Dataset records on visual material
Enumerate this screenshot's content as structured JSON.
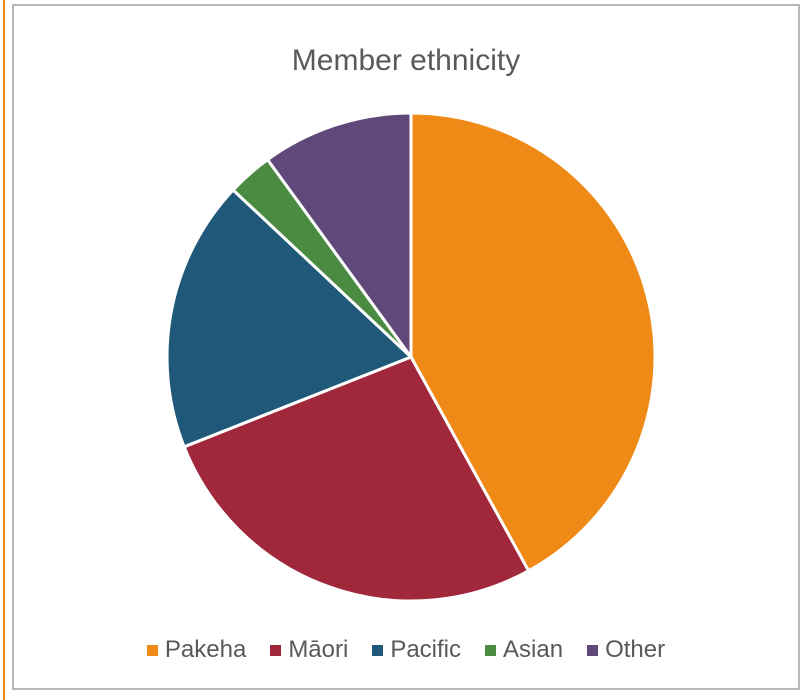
{
  "chart_data": {
    "type": "pie",
    "title": "Member ethnicity",
    "legend_position": "bottom",
    "slices": [
      {
        "label": "Pakeha",
        "value": 42,
        "color": "#f08a17"
      },
      {
        "label": "Māori",
        "value": 27,
        "color": "#a0283a"
      },
      {
        "label": "Pacific",
        "value": 18,
        "color": "#1f5879"
      },
      {
        "label": "Asian",
        "value": 3,
        "color": "#4a8a41"
      },
      {
        "label": "Other",
        "value": 10,
        "color": "#60497a"
      }
    ]
  }
}
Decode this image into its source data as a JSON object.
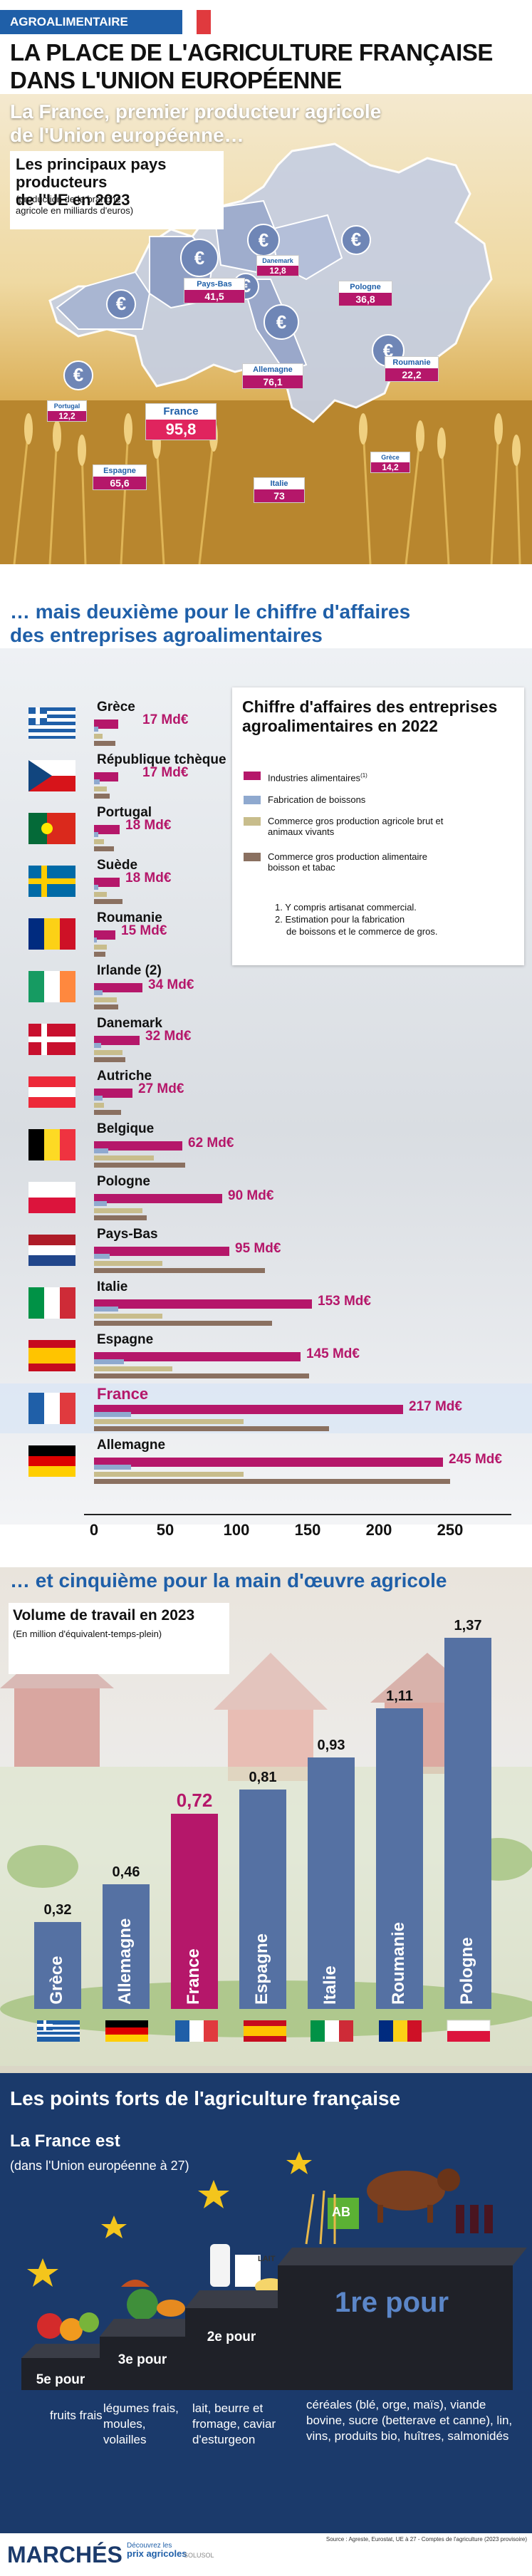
{
  "header": {
    "tag": "AGROALIMENTAIRE",
    "title_line1": "LA PLACE DE L'AGRICULTURE FRANÇAISE",
    "title_line2": "DANS L'UNION EUROPÉENNE"
  },
  "section1": {
    "heading_line1": "La France, premier producteur agricole",
    "heading_line2": "de l'Union européenne…",
    "box_title_line1": "Les principaux pays producteurs",
    "box_title_line2": "de l'UE en 2023",
    "box_subtitle_line1": "(production de la branche",
    "box_subtitle_line2": "agricole en milliards d'euros)",
    "producers": [
      {
        "name": "Pays-Bas",
        "value": "41,5"
      },
      {
        "name": "Danemark",
        "value": "12,8"
      },
      {
        "name": "Pologne",
        "value": "36,8"
      },
      {
        "name": "Allemagne",
        "value": "76,1"
      },
      {
        "name": "Roumanie",
        "value": "22,2"
      },
      {
        "name": "Portugal",
        "value": "12,2"
      },
      {
        "name": "France",
        "value": "95,8"
      },
      {
        "name": "Espagne",
        "value": "65,6"
      },
      {
        "name": "Italie",
        "value": "73"
      },
      {
        "name": "Grèce",
        "value": "14,2"
      }
    ]
  },
  "section2": {
    "heading_line1": "… mais deuxième pour le chiffre d'affaires",
    "heading_line2": "des entreprises agroalimentaires",
    "legend_title_line1": "Chiffre d'affaires des entreprises",
    "legend_title_line2": "agroalimentaires en 2022",
    "legend_items": [
      {
        "label": "Industries alimentaires",
        "sup": "(1)",
        "color": "#b5176a"
      },
      {
        "label": "Fabrication de boissons",
        "sup": "",
        "color": "#8fa9cf"
      },
      {
        "label": "Commerce gros production agricole  brut et animaux vivants",
        "sup": "",
        "color": "#c8bd8c"
      },
      {
        "label": "Commerce gros production alimentaire boisson et tabac",
        "sup": "",
        "color": "#8a7060"
      }
    ],
    "note1": "1. Y compris artisanat commercial.",
    "note2a": "2. Estimation pour la fabrication",
    "note2b": "de boissons et le commerce de gros.",
    "ticks": [
      "0",
      "50",
      "100",
      "150",
      "200",
      "250"
    ]
  },
  "chart_data": {
    "type": "bar",
    "title": "Chiffre d'affaires des entreprises agroalimentaires en 2022",
    "categories": [
      "Grèce",
      "République tchèque",
      "Portugal",
      "Suède",
      "Roumanie",
      "Irlande (2)",
      "Danemark",
      "Autriche",
      "Belgique",
      "Pologne",
      "Pays-Bas",
      "Italie",
      "Espagne",
      "France",
      "Allemagne"
    ],
    "labels": [
      "17 Md€",
      "17 Md€",
      "18 Md€",
      "18 Md€",
      "15 Md€",
      "34 Md€",
      "32 Md€",
      "27 Md€",
      "62 Md€",
      "90 Md€",
      "95 Md€",
      "153 Md€",
      "145 Md€",
      "217 Md€",
      "245 Md€"
    ],
    "xlim": [
      0,
      260
    ],
    "series": [
      {
        "name": "Industries alimentaires",
        "values": [
          17,
          17,
          18,
          18,
          15,
          34,
          32,
          27,
          62,
          90,
          95,
          153,
          145,
          217,
          245
        ]
      },
      {
        "name": "Fabrication de boissons",
        "values": [
          3,
          4,
          3,
          3,
          2,
          6,
          5,
          6,
          10,
          9,
          11,
          17,
          21,
          26,
          26
        ]
      },
      {
        "name": "Commerce gros production agricole  brut et animaux vivants",
        "values": [
          6,
          9,
          7,
          9,
          9,
          16,
          20,
          7,
          42,
          34,
          48,
          48,
          55,
          105,
          105
        ]
      },
      {
        "name": "Commerce gros production alimentaire boisson et tabac",
        "values": [
          15,
          11,
          14,
          20,
          8,
          17,
          22,
          19,
          64,
          37,
          120,
          125,
          151,
          165,
          250
        ]
      }
    ]
  },
  "section3": {
    "heading": "… et cinquième pour la main d'œuvre agricole",
    "box_title": "Volume de travail en 2023",
    "box_subtitle": "(En million d'équivalent-temps-plein)",
    "bars": [
      {
        "name": "Grèce",
        "value": 0.32,
        "label": "0,32"
      },
      {
        "name": "Allemagne",
        "value": 0.46,
        "label": "0,46"
      },
      {
        "name": "France",
        "value": 0.72,
        "label": "0,72"
      },
      {
        "name": "Espagne",
        "value": 0.81,
        "label": "0,81"
      },
      {
        "name": "Italie",
        "value": 0.93,
        "label": "0,93"
      },
      {
        "name": "Roumanie",
        "value": 1.11,
        "label": "1,11"
      },
      {
        "name": "Pologne",
        "value": 1.37,
        "label": "1,37"
      }
    ]
  },
  "section4": {
    "heading": "Les points forts de l'agriculture française",
    "box_title": "La France est",
    "box_subtitle": "(dans l'Union européenne à 27)",
    "rank5": "5e pour",
    "rank3": "3e pour",
    "rank2": "2e pour",
    "rank1": "1re pour",
    "text5": "fruits frais",
    "text3": "légumes frais, moules, volailles",
    "text2": "lait, beurre et fromage, caviar d'esturgeon",
    "text1": "céréales (blé, orge, maïs), viande bovine, sucre (betterave et canne), lin, vins, produits bio, huîtres, salmonidés",
    "bio_badge": "AB",
    "milk_label": "LAIT"
  },
  "footer": {
    "brand": "MARCHÉS",
    "sub_line1": "Découvrez les",
    "sub_line2": "prix agricoles",
    "sub_brand": "SOLUSOL",
    "source": "Source : Agreste, Eurostat, UE à 27 - Comptes de l'agriculture (2023 provisoire)"
  }
}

Prompt
Using the listing above, work out how many of its lines include "this", and give only the result.

Full solution
2